[Document page data]

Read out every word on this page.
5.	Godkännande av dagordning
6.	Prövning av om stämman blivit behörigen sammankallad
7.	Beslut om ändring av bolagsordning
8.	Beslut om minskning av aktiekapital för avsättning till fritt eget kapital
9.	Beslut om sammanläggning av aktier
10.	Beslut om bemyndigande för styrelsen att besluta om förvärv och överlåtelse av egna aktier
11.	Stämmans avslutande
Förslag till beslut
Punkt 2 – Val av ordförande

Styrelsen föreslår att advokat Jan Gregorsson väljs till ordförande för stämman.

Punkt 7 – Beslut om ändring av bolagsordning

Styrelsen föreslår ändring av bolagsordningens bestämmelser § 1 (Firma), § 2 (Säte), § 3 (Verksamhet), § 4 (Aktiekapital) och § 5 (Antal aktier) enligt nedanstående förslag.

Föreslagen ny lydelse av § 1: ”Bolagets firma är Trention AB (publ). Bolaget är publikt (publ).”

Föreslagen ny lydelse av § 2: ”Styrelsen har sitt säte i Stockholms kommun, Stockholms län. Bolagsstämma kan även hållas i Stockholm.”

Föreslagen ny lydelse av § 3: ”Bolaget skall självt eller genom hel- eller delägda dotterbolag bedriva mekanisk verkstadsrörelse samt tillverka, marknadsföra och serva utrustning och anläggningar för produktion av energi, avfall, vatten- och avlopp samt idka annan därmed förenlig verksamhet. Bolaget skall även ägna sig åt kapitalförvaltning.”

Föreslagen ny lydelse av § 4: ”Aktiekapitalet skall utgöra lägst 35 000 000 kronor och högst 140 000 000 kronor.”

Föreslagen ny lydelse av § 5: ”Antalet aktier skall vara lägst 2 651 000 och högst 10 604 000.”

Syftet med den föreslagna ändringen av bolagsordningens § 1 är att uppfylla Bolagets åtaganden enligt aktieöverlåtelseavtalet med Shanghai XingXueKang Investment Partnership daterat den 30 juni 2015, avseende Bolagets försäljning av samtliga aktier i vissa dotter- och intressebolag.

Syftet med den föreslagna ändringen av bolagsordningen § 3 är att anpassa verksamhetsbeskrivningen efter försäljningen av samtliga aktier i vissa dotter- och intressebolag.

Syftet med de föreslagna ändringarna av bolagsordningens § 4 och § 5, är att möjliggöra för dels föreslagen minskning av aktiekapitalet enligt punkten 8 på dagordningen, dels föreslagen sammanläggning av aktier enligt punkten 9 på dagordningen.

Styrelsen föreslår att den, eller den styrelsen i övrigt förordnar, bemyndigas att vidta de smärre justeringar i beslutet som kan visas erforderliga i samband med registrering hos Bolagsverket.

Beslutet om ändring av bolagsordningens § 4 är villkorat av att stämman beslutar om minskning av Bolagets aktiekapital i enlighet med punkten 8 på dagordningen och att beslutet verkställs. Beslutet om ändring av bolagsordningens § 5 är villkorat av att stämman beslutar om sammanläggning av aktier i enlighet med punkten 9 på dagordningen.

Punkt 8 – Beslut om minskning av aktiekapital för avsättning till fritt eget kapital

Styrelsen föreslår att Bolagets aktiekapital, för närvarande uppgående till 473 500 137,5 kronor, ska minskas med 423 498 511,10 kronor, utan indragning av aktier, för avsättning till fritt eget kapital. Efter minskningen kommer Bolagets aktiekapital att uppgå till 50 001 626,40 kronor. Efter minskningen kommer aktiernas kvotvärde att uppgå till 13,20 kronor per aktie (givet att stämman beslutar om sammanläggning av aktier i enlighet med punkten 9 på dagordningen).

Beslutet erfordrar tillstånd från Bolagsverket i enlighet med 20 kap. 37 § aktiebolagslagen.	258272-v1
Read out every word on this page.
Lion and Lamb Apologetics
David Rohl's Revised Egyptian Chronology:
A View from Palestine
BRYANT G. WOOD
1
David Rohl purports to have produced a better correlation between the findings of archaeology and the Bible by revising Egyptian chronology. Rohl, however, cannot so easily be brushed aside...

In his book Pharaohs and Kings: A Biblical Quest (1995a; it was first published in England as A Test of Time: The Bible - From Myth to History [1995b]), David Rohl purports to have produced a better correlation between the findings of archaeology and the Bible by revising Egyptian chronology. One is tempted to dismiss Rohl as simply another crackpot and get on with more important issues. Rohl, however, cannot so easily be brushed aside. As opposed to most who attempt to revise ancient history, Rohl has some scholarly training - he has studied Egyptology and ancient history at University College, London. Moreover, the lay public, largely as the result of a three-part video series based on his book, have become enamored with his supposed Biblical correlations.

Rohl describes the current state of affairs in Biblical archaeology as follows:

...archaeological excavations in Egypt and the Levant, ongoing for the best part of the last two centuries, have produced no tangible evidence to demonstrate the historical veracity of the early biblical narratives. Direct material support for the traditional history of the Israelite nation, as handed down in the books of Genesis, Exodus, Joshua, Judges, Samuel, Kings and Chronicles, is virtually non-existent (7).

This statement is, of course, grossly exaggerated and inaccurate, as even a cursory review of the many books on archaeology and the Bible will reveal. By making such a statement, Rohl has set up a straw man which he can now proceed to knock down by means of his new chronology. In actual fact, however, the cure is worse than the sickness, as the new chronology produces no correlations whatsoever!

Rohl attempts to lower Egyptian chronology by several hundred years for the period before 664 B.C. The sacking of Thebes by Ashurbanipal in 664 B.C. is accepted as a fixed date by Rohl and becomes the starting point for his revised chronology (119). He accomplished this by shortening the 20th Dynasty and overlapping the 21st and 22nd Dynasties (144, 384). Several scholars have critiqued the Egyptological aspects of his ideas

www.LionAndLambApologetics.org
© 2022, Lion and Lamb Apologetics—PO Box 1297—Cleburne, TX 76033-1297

Task: Repeat the entries above exactly, leaving nothing out.

Exercise solution:
Read out every word on this page.
5.	Godkännande av dagordning
6.	Prövning av om stämman blivit behörigen sammankallad
7.	Beslut om ändring av bolagsordning
8.	Beslut om minskning av aktiekapital för avsättning till fritt eget kapital
9.	Beslut om sammanläggning av aktier
10.	Beslut om bemyndigande för styrelsen att besluta om förvärv och överlåtelse av egna aktier
11.	Stämmans avslutande
Förslag till beslut
Punkt 2 – Val av ordförande

Styrelsen föreslår att advokat Jan Gregorsson väljs till ordförande för stämman.

Punkt 7 – Beslut om ändring av bolagsordning

Styrelsen föreslår ändring av bolagsordningens bestämmelser § 1 (Firma), § 2 (Säte), § 3 (Verksamhet), § 4 (Aktiekapital) och § 5 (Antal aktier) enligt nedanstående förslag.

Föreslagen ny lydelse av § 1: ”Bolagets firma är Trention AB (publ). Bolaget är publikt (publ).”

Föreslagen ny lydelse av § 2: ”Styrelsen har sitt säte i Stockholms kommun, Stockholms län. Bolagsstämma kan även hållas i Stockholm.”

Föreslagen ny lydelse av § 3: ”Bolaget skall självt eller genom hel- eller delägda dotterbolag bedriva mekanisk verkstadsrörelse samt tillverka, marknadsföra och serva utrustning och anläggningar för produktion av energi, avfall, vatten- och avlopp samt idka annan därmed förenlig verksamhet. Bolaget skall även ägna sig åt kapitalförvaltning.”

Föreslagen ny lydelse av § 4: ”Aktiekapitalet skall utgöra lägst 35 000 000 kronor och högst 140 000 000 kronor.”

Föreslagen ny lydelse av § 5: ”Antalet aktier skall vara lägst 2 651 000 och högst 10 604 000.”

Syftet med den föreslagna ändringen av bolagsordningens § 1 är att uppfylla Bolagets åtaganden enligt aktieöverlåtelseavtalet med Shanghai XingXueKang Investment Partnership daterat den 30 juni 2015, avseende Bolagets försäljning av samtliga aktier i vissa dotter- och intressebolag.

Syftet med den föreslagna ändringen av bolagsordningen § 3 är att anpassa verksamhetsbeskrivningen efter försäljningen av samtliga aktier i vissa dotter- och intressebolag.

Syftet med de föreslagna ändringarna av bolagsordningens § 4 och § 5, är att möjliggöra för dels föreslagen minskning av aktiekapitalet enligt punkten 8 på dagordningen, dels föreslagen sammanläggning av aktier enligt punkten 9 på dagordningen.

Styrelsen föreslår att den, eller den styrelsen i övrigt förordnar, bemyndigas att vidta de smärre justeringar i beslutet som kan visas erforderliga i samband med registrering hos Bolagsverket.

Beslutet om ändring av bolagsordningens § 4 är villkorat av att stämman beslutar om minskning av Bolagets aktiekapital i enlighet med punkten 8 på dagordningen och att beslutet verkställs. Beslutet om ändring av bolagsordningens § 5 är villkorat av att stämman beslutar om sammanläggning av aktier i enlighet med punkten 9 på dagordningen.

Punkt 8 – Beslut om minskning av aktiekapital för avsättning till fritt eget kapital

Styrelsen föreslår att Bolagets aktiekapital, för närvarande uppgående till 473 500 137,5 kronor, ska minskas med 423 498 511,10 kronor, utan indragning av aktier, för avsättning till fritt eget kapital. Efter minskningen kommer Bolagets aktiekapital att uppgå till 50 001 626,40 kronor. Efter minskningen kommer aktiernas kvotvärde att uppgå till 13,20 kronor per aktie (givet att stämman beslutar om sammanläggning av aktier i enlighet med punkten 9 på dagordningen).

Beslutet erfordrar tillstånd från Bolagsverket i enlighet med 20 kap. 37 § aktiebolagslagen.	258272-v1
Read out every word on this page.
Lion and Lamb Apologetics
David Rohl's Revised Egyptian Chronology:
A View from Palestine
BRYANT G. WOOD
1
David Rohl purports to have produced a better correlation between the findings of archaeology and the Bible by revising Egyptian chronology. Rohl, however, cannot so easily be brushed aside...

In his book Pharaohs and Kings: A Biblical Quest (1995a; it was first published in England as A Test of Time: The Bible - From Myth to History [1995b]), David Rohl purports to have produced a better correlation between the findings of archaeology and the Bible by revising Egyptian chronology. One is tempted to dismiss Rohl as simply another crackpot and get on with more important issues. Rohl, however, cannot so easily be brushed aside. As opposed to most who attempt to revise ancient history, Rohl has some scholarly training - he has studied Egyptology and ancient history at University College, London. Moreover, the lay public, largely as the result of a three-part video series based on his book, have become enamored with his supposed Biblical correlations.

Rohl describes the current state of affairs in Biblical archaeology as follows:

...archaeological excavations in Egypt and the Levant, ongoing for the best part of the last two centuries, have produced no tangible evidence to demonstrate the historical veracity of the early biblical narratives. Direct material support for the traditional history of the Israelite nation, as handed down in the books of Genesis, Exodus, Joshua, Judges, Samuel, Kings and Chronicles, is virtually non-existent (7).

This statement is, of course, grossly exaggerated and inaccurate, as even a cursory review of the many books on archaeology and the Bible will reveal. By making such a statement, Rohl has set up a straw man which he can now proceed to knock down by means of his new chronology. In actual fact, however, the cure is worse than the sickness, as the new chronology produces no correlations whatsoever!

Rohl attempts to lower Egyptian chronology by several hundred years for the period before 664 B.C. The sacking of Thebes by Ashurbanipal in 664 B.C. is accepted as a fixed date by Rohl and becomes the starting point for his revised chronology (119). He accomplished this by shortening the 20th Dynasty and overlapping the 21st and 22nd Dynasties (144, 384). Several scholars have critiqued the Egyptological aspects of his ideas

www.LionAndLambApologetics.org
© 2022, Lion and Lamb Apologetics—PO Box 1297—Cleburne, TX 76033-1297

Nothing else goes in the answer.